Your copy of the material must match it exactly, except that pictures are dropped.
___ Entries provided ___
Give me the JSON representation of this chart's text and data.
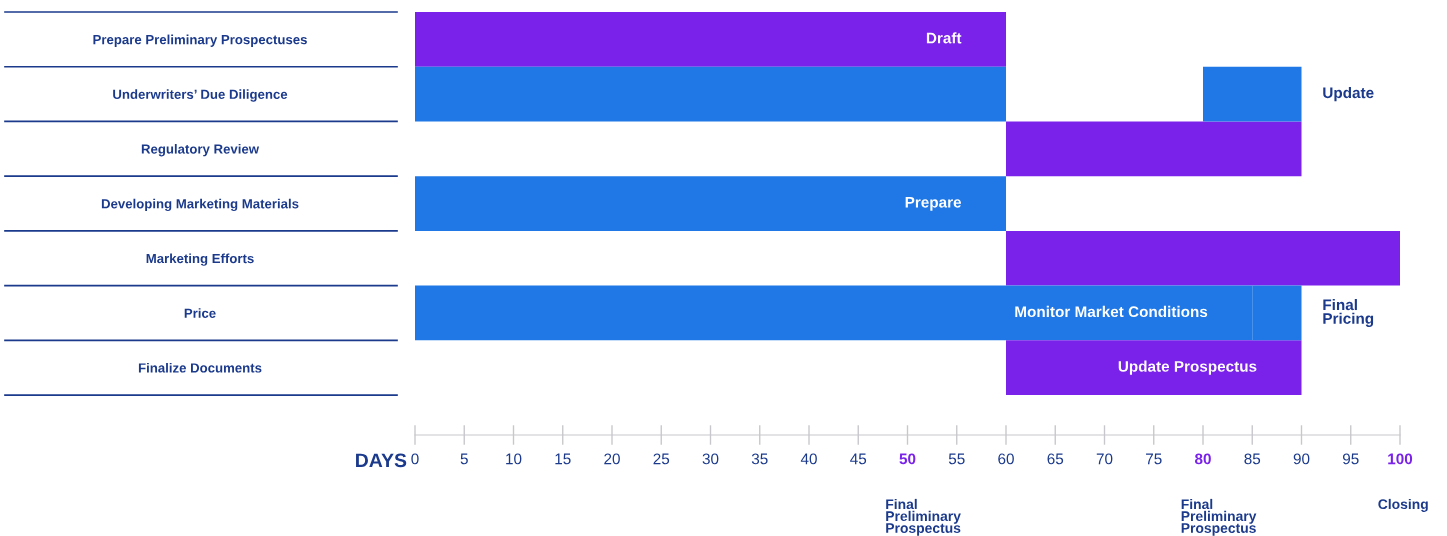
{
  "chart_data": {
    "type": "bar",
    "orientation": "horizontal",
    "categories": [
      "Prepare Preliminary Prospectuses",
      "Underwriters’ Due Diligence",
      "Regulatory Review",
      "Developing Marketing Materials",
      "Marketing Efforts",
      "Price",
      "Finalize Documents"
    ],
    "series": [
      {
        "base": [
          0,
          0,
          60,
          0,
          60,
          0,
          60
        ],
        "values": [
          60,
          60,
          30,
          60,
          40,
          85,
          30
        ],
        "colors": [
          "#7a22ea",
          "#1f78e6",
          "#7a22ea",
          "#1f78e6",
          "#7a22ea",
          "#1f78e6",
          "#7a22ea"
        ],
        "value_labels": [
          "Draft",
          null,
          null,
          "Prepare",
          null,
          "Monitor Market Conditions",
          "Update Prospectus"
        ]
      },
      {
        "base": [
          null,
          80,
          null,
          null,
          null,
          85,
          null
        ],
        "values": [
          null,
          10,
          null,
          null,
          null,
          5,
          null
        ],
        "colors": [
          null,
          "#1f78e6",
          null,
          null,
          null,
          "#1f78e6",
          null
        ],
        "value_labels": [
          null,
          "Update",
          null,
          null,
          null,
          "Final\nPricing",
          null
        ]
      }
    ],
    "xlabel": "DAYS",
    "xlim": [
      0,
      100
    ],
    "xticks": [
      0,
      5,
      10,
      15,
      20,
      25,
      30,
      35,
      40,
      45,
      {
        "value": 50,
        "label": "50"
      },
      55,
      60,
      65,
      70,
      75,
      {
        "value": 80,
        "label": "80"
      },
      85,
      90,
      95,
      {
        "value": 100,
        "label": "100"
      }
    ],
    "annotations": [
      "Final\nPreliminary\nProspectus",
      "Final\nPreliminary\nProspectus",
      "Closing"
    ],
    "grid": false,
    "legend": false
  }
}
___
#### Output for this exercise:
Give me the JSON representation of this chart's text and data.
{
  "chart_data": {
    "type": "bar",
    "orientation": "horizontal",
    "categories": [
      "Prepare Preliminary Prospectuses",
      "Underwriters’ Due Diligence",
      "Regulatory Review",
      "Developing Marketing Materials",
      "Marketing Efforts",
      "Price",
      "Finalize Documents"
    ],
    "series": [
      {
        "base": [
          0,
          0,
          60,
          0,
          60,
          0,
          60
        ],
        "values": [
          60,
          60,
          30,
          60,
          40,
          85,
          30
        ],
        "colors": [
          "#7a22ea",
          "#1f78e6",
          "#7a22ea",
          "#1f78e6",
          "#7a22ea",
          "#1f78e6",
          "#7a22ea"
        ],
        "value_labels": [
          "Draft",
          null,
          null,
          "Prepare",
          null,
          "Monitor Market Conditions",
          "Update Prospectus"
        ]
      },
      {
        "base": [
          null,
          80,
          null,
          null,
          null,
          85,
          null
        ],
        "values": [
          null,
          10,
          null,
          null,
          null,
          5,
          null
        ],
        "colors": [
          null,
          "#1f78e6",
          null,
          null,
          null,
          "#1f78e6",
          null
        ],
        "value_labels": [
          null,
          "Update",
          null,
          null,
          null,
          "Final\nPricing",
          null
        ]
      }
    ],
    "xlabel": "DAYS",
    "xlim": [
      0,
      100
    ],
    "xticks": [
      0,
      5,
      10,
      15,
      20,
      25,
      30,
      35,
      40,
      45,
      {
        "value": 50,
        "label": "50"
      },
      55,
      60,
      65,
      70,
      75,
      {
        "value": 80,
        "label": "80"
      },
      85,
      90,
      95,
      {
        "value": 100,
        "label": "100"
      }
    ],
    "annotations": [
      "Final\nPreliminary\nProspectus",
      "Final\nPreliminary\nProspectus",
      "Closing"
    ],
    "grid": false,
    "legend": false
  }
}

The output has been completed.